* Task instructions *
Output every line of the listing below verbatim, keeping each line's wording, order and punctuation unchanged.

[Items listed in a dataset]
------------------------

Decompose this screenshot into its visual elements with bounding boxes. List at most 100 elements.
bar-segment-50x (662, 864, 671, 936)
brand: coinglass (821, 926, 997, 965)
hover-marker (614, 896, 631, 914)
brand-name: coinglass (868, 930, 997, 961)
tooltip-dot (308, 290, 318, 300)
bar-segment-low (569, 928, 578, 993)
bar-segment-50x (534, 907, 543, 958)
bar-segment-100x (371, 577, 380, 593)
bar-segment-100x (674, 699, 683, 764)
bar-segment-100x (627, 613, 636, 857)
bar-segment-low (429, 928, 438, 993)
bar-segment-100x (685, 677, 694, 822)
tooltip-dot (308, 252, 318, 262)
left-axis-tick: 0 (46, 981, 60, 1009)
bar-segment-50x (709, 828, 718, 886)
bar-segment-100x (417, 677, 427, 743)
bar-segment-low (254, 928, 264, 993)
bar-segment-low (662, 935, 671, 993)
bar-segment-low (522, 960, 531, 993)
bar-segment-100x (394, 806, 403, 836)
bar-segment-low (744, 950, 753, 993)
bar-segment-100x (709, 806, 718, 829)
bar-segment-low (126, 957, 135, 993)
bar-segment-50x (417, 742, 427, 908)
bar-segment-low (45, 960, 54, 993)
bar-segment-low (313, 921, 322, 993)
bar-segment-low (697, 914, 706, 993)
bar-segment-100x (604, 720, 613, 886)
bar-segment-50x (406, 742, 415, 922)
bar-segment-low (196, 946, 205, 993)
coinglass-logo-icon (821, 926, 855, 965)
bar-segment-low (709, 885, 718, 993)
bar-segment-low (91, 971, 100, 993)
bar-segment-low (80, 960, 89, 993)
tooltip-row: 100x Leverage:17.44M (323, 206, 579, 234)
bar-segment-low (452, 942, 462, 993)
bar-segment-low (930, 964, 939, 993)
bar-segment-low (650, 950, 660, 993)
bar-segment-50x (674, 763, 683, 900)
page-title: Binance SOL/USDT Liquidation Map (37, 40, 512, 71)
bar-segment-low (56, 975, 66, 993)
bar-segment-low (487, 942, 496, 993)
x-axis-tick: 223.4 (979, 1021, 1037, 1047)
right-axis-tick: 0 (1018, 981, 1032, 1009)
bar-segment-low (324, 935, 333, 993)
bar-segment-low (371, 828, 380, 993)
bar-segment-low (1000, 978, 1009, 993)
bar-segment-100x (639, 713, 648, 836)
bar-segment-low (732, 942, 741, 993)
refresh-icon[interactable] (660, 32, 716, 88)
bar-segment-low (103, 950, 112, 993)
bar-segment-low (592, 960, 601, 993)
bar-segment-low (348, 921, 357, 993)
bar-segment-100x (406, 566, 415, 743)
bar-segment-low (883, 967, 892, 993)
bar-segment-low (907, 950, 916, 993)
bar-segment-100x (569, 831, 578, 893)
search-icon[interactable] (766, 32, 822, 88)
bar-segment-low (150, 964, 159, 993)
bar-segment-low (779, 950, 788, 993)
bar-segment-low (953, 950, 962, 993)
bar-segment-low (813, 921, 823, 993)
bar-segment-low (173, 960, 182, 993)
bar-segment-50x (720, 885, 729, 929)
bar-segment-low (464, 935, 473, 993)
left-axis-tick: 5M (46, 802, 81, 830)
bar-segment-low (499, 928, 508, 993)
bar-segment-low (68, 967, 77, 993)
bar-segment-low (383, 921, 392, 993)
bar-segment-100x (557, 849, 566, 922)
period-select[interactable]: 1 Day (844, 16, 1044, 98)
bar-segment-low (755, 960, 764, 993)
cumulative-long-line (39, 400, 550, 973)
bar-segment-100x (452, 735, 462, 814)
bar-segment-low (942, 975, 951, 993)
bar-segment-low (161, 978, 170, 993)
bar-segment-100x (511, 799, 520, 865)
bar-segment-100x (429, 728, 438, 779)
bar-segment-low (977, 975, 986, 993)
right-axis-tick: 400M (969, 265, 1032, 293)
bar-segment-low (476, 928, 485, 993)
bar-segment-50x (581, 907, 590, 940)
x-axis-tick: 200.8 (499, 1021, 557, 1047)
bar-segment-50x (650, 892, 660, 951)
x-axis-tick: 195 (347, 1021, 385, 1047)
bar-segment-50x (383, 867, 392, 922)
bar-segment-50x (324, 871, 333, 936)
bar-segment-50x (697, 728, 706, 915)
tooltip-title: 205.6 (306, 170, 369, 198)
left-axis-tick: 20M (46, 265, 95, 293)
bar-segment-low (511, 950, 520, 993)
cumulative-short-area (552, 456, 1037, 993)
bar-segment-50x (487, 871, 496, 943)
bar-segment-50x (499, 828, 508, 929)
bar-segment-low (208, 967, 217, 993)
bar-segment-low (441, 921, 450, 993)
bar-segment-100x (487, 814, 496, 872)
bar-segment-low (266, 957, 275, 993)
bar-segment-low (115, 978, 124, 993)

------------------------

* Solution to this problem *
Decompose this screenshot into its visual elements with bounding boxes. List at most 100 elements.
bar-segment-50x (662, 864, 671, 936)
brand: coinglass (821, 926, 997, 965)
hover-marker (614, 896, 631, 914)
brand-name: coinglass (868, 930, 997, 961)
tooltip-dot (308, 290, 318, 300)
bar-segment-low (569, 928, 578, 993)
bar-segment-50x (534, 907, 543, 958)
bar-segment-100x (371, 577, 380, 593)
bar-segment-100x (674, 699, 683, 764)
bar-segment-100x (627, 613, 636, 857)
bar-segment-low (429, 928, 438, 993)
bar-segment-100x (685, 677, 694, 822)
tooltip-dot (308, 252, 318, 262)
left-axis-tick: 0 (46, 981, 60, 1009)
bar-segment-50x (709, 828, 718, 886)
bar-segment-100x (417, 677, 427, 743)
bar-segment-low (254, 928, 264, 993)
bar-segment-low (662, 935, 671, 993)
bar-segment-low (522, 960, 531, 993)
bar-segment-100x (394, 806, 403, 836)
bar-segment-low (744, 950, 753, 993)
bar-segment-100x (709, 806, 718, 829)
bar-segment-low (126, 957, 135, 993)
bar-segment-50x (417, 742, 427, 908)
bar-segment-low (45, 960, 54, 993)
bar-segment-low (313, 921, 322, 993)
bar-segment-low (697, 914, 706, 993)
bar-segment-100x (604, 720, 613, 886)
bar-segment-50x (406, 742, 415, 922)
bar-segment-low (196, 946, 205, 993)
coinglass-logo-icon (821, 926, 855, 965)
bar-segment-low (709, 885, 718, 993)
bar-segment-low (91, 971, 100, 993)
bar-segment-low (80, 960, 89, 993)
tooltip-row: 100x Leverage:17.44M (323, 206, 579, 234)
bar-segment-low (452, 942, 462, 993)
bar-segment-low (930, 964, 939, 993)
bar-segment-low (650, 950, 660, 993)
bar-segment-50x (674, 763, 683, 900)
page-title: Binance SOL/USDT Liquidation Map (37, 40, 512, 71)
bar-segment-low (56, 975, 66, 993)
bar-segment-low (487, 942, 496, 993)
x-axis-tick: 223.4 (979, 1021, 1037, 1047)
right-axis-tick: 0 (1018, 981, 1032, 1009)
bar-segment-low (324, 935, 333, 993)
bar-segment-low (371, 828, 380, 993)
bar-segment-low (1000, 978, 1009, 993)
bar-segment-100x (639, 713, 648, 836)
bar-segment-low (732, 942, 741, 993)
refresh-icon[interactable] (660, 32, 716, 88)
bar-segment-low (103, 950, 112, 993)
bar-segment-low (592, 960, 601, 993)
bar-segment-low (348, 921, 357, 993)
bar-segment-100x (406, 566, 415, 743)
bar-segment-low (883, 967, 892, 993)
bar-segment-low (907, 950, 916, 993)
bar-segment-100x (569, 831, 578, 893)
search-icon[interactable] (766, 32, 822, 88)
bar-segment-low (150, 964, 159, 993)
bar-segment-low (779, 950, 788, 993)
bar-segment-low (953, 950, 962, 993)
bar-segment-low (813, 921, 823, 993)
bar-segment-low (173, 960, 182, 993)
bar-segment-50x (720, 885, 729, 929)
bar-segment-low (464, 935, 473, 993)
left-axis-tick: 5M (46, 802, 81, 830)
bar-segment-low (499, 928, 508, 993)
bar-segment-low (68, 967, 77, 993)
bar-segment-low (383, 921, 392, 993)
bar-segment-100x (557, 849, 566, 922)
period-select[interactable]: 1 Day (844, 16, 1044, 98)
bar-segment-low (755, 960, 764, 993)
cumulative-long-line (39, 400, 550, 973)
bar-segment-100x (452, 735, 462, 814)
bar-segment-low (942, 975, 951, 993)
bar-segment-low (161, 978, 170, 993)
bar-segment-100x (511, 799, 520, 865)
bar-segment-100x (429, 728, 438, 779)
bar-segment-low (977, 975, 986, 993)
right-axis-tick: 400M (969, 265, 1032, 293)
bar-segment-low (476, 928, 485, 993)
bar-segment-50x (581, 907, 590, 940)
x-axis-tick: 200.8 (499, 1021, 557, 1047)
bar-segment-50x (650, 892, 660, 951)
x-axis-tick: 195 (347, 1021, 385, 1047)
bar-segment-50x (383, 867, 392, 922)
bar-segment-50x (324, 871, 333, 936)
bar-segment-50x (697, 728, 706, 915)
tooltip-title: 205.6 (306, 170, 369, 198)
left-axis-tick: 20M (46, 265, 95, 293)
bar-segment-low (511, 950, 520, 993)
cumulative-short-area (552, 456, 1037, 993)
bar-segment-50x (487, 871, 496, 943)
bar-segment-50x (499, 828, 508, 929)
bar-segment-low (208, 967, 217, 993)
bar-segment-low (441, 921, 450, 993)
bar-segment-100x (487, 814, 496, 872)
bar-segment-low (266, 957, 275, 993)
bar-segment-low (115, 978, 124, 993)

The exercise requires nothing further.